:: Text segment ::
I manage translations and voice over in 30+ languages and I am looking for a few LSPs that are reliable, have good processes most importantly and, if possible, treats/pays well their freelance translators.


From a management perspective processes always look very important, but they can't do much for translation quality. Client service yes, translation quality, nope. That depends squarely on the talent of the people used and their work ethics.

As far as treating freelance translators well or paying them well, I'm afraid I'm not going to have good news for you. The pay tends to be awful, and contracts tend to be long, complicated, one-sided and anything from arrogant to humiliating.

1. Any recommendations?


Get an inhouse language department. Build a core team of trusted people at least for the most important languages. Avoid agencies if at all possible.

How do you know if the agency is following their TEP process?


File signatures, files with tracked changes, comments, metadata etc. Otherwise you can't tell. Bargain prices decrease the probability. ISO and other certificates don't guarantee much, let alone promises made on their websites.

For example, how is it possible for a translated material to come out bad if it has had 2 people looking at it?


Easy. They'd have you believe quantity matters. Yes, two people have a higher chance of spotting language errors and mistranslations than one person, but the quality of translation depends critically on individual talent. It's demanding work, highly intellectual and highly creative at the same time. No matter how much brainpower you have, you will always find a way to use all of it. And smart people burn through a lot of energy when working on a text. Agencies insist on paying a pittance, so they end up working with low-cost freelancers only and closing themselves off from the best talent.

In probability terms:

(i) A good proofreader/reviser/editor can clean up after a poor translator, but solid foundation will be missing, and from an empty vassal even Solomon cannot pour water. (ii) A poor translator and a poor reviser won't somehow make a great translation. And (iii) a poor reviser can destroy a good translation by a good translator. Ending up with (iv) a good translator and a good reviser would require a awful lot of luck.

Bottom line: not just any two, it matters what kind of people look at it.

3. How do you ensure that the linguist actually looks at context while translating.


You can't. You can't take a dirt-cheap freelancer, write a long list of obligations and checklists and a hold-harmless clause into the contract and somehow make it work. They can hope to deflect the client's lawsuit with it (less easy than they think), but that's it.

In short, unless they pay professional fees, you're stuck with amateurs, semi-pros and the occasional halfway decent pro or particularly talented amateur with low self-esteem or bad luck or an appreciation for very modest living.

No process magic can generate talent that simply isn't there.

For example, in our case, we deal with courses and provide a link to the course in the source language. Is it too much to ask?


It depends on the time required and how much the freelancer is paid. Discount prices and additional requests don't mesh together too well, no matter what agencies say to make you believe it.

Thank you so much for taking the time


Always.


 

Michael Wetzel  Identity Verified
Germany
Local time: 14:30
German to English
Hire a project manager Jun 14, 2016

Exept in terms of scale, I agree with Łukasz on the basic question about how to do things right: I doubt you need a whole language department and, depending on the scale of your business, you may be better served by a freelancer than a salaried employee.

:: Activities ::
**A)** From the text on translation agencies, list every sign it gives for telling whether an agency is following its TEP process.
**B)** Pick up the text on translation agencies after its last sentence and carry it forward.

:: Data for review ::

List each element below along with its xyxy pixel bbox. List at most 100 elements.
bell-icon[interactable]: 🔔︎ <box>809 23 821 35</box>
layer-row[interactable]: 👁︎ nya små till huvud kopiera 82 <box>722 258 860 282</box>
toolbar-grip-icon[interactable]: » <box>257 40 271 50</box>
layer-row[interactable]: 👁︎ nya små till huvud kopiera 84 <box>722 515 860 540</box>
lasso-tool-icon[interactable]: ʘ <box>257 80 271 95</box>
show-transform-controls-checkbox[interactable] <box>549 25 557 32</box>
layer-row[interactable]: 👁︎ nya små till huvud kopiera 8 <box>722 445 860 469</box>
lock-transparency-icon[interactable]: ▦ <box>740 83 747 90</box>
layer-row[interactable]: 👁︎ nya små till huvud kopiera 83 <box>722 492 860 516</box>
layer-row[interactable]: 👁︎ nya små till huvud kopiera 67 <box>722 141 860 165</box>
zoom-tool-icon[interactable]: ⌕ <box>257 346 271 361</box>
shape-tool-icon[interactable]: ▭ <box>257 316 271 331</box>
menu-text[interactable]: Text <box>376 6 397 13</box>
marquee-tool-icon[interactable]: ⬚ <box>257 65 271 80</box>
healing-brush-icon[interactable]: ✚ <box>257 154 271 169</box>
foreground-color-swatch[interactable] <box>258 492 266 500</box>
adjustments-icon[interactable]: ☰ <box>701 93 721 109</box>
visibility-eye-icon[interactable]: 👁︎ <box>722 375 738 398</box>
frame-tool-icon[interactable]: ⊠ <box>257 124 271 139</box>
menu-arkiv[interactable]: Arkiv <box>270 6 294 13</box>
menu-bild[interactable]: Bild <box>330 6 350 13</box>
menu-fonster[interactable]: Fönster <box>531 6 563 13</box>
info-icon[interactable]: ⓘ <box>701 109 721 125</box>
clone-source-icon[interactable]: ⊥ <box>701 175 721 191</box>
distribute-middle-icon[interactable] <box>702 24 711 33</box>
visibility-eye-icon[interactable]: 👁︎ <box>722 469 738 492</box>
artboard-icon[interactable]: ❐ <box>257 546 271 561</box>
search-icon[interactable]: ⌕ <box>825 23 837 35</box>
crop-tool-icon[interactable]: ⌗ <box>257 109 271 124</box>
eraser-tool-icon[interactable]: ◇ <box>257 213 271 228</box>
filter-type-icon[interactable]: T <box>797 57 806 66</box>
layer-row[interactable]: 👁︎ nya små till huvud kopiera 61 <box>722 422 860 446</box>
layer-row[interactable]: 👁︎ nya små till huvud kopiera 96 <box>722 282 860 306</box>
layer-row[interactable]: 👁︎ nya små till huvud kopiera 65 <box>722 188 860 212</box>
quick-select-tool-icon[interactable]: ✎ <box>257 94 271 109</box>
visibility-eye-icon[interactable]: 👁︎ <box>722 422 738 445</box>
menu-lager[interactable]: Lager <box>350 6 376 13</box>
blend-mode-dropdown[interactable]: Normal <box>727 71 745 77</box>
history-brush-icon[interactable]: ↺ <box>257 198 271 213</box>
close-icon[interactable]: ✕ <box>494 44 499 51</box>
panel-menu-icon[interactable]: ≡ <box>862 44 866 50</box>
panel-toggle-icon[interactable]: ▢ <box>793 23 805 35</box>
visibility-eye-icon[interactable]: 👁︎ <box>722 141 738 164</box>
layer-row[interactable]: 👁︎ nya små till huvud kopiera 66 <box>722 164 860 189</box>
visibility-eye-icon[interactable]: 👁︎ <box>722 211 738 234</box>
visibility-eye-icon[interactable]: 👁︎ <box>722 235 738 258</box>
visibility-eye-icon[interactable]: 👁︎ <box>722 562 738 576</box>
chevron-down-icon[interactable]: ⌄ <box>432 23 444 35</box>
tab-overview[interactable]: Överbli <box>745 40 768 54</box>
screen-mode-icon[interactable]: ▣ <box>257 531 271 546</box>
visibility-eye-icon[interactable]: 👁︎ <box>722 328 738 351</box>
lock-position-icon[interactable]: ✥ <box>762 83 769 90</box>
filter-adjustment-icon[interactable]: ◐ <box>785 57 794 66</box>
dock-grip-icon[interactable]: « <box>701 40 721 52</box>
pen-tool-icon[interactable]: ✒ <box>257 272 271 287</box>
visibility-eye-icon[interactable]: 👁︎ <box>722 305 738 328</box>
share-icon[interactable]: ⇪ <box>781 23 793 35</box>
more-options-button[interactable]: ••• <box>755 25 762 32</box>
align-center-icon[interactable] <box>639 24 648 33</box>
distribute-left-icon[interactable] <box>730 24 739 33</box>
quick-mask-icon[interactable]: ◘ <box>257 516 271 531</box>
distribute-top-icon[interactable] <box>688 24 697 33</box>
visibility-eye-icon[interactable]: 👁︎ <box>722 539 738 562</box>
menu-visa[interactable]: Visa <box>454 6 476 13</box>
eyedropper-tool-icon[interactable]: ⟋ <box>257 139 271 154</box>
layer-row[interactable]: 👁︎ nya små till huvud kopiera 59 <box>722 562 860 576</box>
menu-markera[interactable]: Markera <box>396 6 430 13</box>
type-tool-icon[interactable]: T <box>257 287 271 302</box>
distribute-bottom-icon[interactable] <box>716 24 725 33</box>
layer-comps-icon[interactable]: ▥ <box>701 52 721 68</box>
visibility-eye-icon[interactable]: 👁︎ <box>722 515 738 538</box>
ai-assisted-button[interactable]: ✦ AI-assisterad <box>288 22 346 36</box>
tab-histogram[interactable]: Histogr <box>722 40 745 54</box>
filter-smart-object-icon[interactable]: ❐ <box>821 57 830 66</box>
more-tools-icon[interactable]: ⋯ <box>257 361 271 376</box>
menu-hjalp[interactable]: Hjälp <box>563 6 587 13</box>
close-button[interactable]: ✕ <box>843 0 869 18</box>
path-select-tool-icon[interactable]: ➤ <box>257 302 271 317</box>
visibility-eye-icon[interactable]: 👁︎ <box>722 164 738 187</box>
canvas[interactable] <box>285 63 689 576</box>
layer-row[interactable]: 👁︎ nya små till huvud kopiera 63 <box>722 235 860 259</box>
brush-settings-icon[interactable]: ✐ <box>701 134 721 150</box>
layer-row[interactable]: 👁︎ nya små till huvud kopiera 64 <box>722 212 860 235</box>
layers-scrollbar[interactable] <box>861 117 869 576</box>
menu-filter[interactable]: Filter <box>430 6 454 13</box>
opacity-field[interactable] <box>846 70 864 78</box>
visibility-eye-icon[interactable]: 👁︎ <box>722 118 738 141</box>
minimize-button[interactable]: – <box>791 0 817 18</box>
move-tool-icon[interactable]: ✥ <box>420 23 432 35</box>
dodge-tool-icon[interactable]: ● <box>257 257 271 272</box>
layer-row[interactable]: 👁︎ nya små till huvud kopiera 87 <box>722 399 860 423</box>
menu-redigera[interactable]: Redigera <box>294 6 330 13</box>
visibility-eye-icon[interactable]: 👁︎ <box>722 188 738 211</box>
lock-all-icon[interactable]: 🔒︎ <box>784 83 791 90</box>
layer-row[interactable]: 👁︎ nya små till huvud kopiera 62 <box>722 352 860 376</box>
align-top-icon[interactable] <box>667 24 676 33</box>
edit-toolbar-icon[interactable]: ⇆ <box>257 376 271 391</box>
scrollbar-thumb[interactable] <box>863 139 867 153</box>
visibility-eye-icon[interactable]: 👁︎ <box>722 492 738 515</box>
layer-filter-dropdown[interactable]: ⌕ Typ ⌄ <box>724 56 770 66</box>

:: Per-task outputs ::
**A)** File signatures, files with tracked changes, comments, metadata

**B)**
You need a real expert in the field of audio-visual translation to give you guidance in terms of budgeting and processes and to actively help you to find good outsourcers or freelancers for various languages and fields. A consistent partner, who is responsible to you and specifically looking out for your interests, is the exact opposite of the shifting array of project managers, sub-agencies, and freelancers offered by mega-agencies.
By hiring an individual to do the initial (every language, every subject, every medium) agency's job, you will get much better and more reliable results in a more transparent and adaptable process. You and the PM will be able to build on past experience and almost certainly end up with more money left over in your budget for the specialized agencies and freelancers who actually do the work.

José Henrique Lamensdorf obviously comes to mind here, although I'm not sure he offers this kind of service. Max Deryagin has also proven his expertise in this field in the forums here. The directories here are probably full of promising candidates, but José and Max are very visible in the forums here.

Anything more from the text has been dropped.